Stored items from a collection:

----

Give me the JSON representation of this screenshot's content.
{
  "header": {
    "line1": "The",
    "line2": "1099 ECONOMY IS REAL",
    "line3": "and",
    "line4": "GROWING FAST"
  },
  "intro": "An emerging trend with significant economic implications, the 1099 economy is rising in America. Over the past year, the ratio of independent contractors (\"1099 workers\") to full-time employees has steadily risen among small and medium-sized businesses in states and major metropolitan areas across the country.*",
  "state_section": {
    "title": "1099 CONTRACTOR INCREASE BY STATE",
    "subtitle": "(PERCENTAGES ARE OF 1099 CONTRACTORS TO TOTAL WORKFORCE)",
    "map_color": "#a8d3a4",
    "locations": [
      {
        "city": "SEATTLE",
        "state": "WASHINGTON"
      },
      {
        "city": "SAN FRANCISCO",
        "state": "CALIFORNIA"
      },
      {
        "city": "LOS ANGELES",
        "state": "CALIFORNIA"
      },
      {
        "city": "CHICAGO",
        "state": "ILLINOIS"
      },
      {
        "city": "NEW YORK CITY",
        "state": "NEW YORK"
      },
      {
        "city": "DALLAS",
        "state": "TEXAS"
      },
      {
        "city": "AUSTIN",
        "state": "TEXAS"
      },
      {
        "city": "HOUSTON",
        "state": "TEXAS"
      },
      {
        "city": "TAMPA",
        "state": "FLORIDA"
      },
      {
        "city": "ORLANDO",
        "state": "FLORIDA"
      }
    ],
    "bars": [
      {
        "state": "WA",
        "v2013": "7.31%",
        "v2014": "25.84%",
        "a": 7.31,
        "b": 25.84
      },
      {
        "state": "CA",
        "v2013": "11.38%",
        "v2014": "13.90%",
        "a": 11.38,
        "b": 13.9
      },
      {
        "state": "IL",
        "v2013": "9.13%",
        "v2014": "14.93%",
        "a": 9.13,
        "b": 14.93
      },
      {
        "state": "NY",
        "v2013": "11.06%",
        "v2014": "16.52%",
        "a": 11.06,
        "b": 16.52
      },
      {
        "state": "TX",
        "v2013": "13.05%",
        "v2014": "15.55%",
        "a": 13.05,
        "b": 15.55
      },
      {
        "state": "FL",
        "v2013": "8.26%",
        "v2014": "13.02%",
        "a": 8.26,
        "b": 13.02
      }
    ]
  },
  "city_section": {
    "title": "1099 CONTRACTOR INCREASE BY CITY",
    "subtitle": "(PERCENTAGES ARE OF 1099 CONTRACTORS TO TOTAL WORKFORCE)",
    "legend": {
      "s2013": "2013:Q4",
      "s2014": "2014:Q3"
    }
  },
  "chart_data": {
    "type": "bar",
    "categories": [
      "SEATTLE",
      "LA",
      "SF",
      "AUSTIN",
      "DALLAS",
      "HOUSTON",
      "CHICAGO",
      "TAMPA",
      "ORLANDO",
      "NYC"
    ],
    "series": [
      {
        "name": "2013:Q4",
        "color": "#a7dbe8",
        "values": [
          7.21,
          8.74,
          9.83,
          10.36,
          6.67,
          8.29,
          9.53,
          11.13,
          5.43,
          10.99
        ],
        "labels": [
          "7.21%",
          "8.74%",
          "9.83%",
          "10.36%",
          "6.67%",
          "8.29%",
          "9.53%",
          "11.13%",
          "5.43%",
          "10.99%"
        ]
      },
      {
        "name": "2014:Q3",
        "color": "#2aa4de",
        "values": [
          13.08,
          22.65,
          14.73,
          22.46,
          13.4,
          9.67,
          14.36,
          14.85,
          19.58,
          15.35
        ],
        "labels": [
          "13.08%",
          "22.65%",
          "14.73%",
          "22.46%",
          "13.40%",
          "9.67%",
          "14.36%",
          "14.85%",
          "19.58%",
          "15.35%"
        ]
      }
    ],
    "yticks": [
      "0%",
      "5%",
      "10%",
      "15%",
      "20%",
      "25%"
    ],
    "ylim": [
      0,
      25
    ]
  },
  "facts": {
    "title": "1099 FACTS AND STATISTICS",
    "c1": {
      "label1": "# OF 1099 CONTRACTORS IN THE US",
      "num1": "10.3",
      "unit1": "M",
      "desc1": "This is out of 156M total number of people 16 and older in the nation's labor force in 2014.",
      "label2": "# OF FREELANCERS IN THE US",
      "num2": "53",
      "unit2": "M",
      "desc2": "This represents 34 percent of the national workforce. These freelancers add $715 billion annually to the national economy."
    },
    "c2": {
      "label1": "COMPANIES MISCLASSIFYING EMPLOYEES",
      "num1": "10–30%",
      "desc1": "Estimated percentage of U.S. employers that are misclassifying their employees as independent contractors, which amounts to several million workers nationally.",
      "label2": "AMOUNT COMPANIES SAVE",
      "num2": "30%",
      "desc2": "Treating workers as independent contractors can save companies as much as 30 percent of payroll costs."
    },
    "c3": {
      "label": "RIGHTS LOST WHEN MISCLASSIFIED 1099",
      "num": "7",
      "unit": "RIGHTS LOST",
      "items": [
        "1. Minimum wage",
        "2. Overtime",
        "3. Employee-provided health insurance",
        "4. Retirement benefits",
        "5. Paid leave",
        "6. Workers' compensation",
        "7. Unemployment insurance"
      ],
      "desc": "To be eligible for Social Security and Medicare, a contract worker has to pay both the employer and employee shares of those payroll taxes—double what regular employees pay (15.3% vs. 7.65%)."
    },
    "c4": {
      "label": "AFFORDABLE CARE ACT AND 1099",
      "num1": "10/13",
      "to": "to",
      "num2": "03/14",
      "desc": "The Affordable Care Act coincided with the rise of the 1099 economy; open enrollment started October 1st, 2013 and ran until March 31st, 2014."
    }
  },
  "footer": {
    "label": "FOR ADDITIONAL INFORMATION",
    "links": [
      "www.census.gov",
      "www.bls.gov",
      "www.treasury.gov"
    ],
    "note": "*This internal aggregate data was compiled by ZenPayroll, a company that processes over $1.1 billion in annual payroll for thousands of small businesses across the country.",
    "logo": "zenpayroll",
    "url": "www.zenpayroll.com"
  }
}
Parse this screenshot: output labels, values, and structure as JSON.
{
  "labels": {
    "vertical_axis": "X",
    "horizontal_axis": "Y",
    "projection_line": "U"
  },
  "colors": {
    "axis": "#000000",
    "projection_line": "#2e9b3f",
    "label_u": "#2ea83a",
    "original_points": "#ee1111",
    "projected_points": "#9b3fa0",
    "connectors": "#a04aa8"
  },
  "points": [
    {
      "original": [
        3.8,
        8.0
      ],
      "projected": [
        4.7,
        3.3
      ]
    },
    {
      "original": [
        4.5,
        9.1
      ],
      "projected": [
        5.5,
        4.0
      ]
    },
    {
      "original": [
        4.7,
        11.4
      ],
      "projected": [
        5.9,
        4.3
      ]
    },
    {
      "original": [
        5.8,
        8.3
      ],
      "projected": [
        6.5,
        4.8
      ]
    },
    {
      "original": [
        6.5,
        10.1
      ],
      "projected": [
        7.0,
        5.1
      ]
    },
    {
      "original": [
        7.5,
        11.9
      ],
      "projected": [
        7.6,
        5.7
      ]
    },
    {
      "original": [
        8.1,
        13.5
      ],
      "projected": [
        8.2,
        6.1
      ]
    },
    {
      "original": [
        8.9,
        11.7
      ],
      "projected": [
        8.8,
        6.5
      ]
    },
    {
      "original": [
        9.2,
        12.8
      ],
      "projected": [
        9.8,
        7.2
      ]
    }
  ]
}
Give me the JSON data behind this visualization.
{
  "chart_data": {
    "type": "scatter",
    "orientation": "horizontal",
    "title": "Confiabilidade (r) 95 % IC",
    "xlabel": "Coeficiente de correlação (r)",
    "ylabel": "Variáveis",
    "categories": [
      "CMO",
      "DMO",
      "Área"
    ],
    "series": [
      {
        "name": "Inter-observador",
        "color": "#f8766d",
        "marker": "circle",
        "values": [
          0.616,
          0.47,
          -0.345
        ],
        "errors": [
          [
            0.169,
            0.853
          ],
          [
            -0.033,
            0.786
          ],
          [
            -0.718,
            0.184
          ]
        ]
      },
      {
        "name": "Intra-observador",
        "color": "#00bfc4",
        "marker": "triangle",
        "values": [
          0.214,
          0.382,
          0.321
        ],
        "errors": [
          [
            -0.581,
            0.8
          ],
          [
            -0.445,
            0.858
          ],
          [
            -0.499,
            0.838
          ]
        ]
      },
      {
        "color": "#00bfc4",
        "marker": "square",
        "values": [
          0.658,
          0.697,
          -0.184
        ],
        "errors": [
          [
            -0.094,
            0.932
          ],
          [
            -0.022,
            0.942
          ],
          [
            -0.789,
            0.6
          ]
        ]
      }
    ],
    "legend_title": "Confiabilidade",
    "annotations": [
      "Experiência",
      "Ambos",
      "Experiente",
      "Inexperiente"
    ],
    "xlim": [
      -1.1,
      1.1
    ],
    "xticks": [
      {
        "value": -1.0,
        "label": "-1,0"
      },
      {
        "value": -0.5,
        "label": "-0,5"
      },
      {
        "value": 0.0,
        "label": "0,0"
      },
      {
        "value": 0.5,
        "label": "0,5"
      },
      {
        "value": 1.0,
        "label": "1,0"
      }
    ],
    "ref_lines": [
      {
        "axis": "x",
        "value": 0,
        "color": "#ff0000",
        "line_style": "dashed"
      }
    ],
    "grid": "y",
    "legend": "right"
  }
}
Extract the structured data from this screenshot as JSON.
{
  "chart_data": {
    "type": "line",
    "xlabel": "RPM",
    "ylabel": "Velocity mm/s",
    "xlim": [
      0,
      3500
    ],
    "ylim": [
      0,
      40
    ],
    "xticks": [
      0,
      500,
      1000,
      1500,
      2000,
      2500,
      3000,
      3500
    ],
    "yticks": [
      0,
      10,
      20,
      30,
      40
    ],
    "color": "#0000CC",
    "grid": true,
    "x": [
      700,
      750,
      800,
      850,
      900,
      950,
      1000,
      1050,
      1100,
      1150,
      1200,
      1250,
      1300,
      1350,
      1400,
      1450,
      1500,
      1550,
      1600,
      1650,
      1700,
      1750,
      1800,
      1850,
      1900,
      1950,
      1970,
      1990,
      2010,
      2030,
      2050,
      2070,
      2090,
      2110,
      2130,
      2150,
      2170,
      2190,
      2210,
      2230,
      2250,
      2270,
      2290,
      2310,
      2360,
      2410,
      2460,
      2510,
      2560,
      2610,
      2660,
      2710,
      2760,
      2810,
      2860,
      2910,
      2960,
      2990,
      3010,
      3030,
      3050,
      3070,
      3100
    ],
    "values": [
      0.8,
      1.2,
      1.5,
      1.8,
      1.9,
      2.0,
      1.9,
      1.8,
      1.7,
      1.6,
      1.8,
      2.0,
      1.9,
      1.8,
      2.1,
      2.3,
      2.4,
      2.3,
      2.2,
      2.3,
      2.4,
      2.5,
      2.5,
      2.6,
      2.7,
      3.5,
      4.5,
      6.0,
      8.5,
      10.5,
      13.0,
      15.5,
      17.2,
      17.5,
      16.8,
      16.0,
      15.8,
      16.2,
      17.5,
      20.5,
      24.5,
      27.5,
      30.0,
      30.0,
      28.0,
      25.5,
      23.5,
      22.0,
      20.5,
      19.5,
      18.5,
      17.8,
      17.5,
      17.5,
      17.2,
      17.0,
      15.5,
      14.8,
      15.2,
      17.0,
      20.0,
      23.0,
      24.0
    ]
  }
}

----

Copy each line of the records above that carries the word "JSON".

- [Finished task]:
Give me the JSON representation of this screenshot's content.
Parse this screenshot: output labels, values, and structure as JSON.
Give me the JSON data behind this visualization.
Extract the structured data from this screenshot as JSON.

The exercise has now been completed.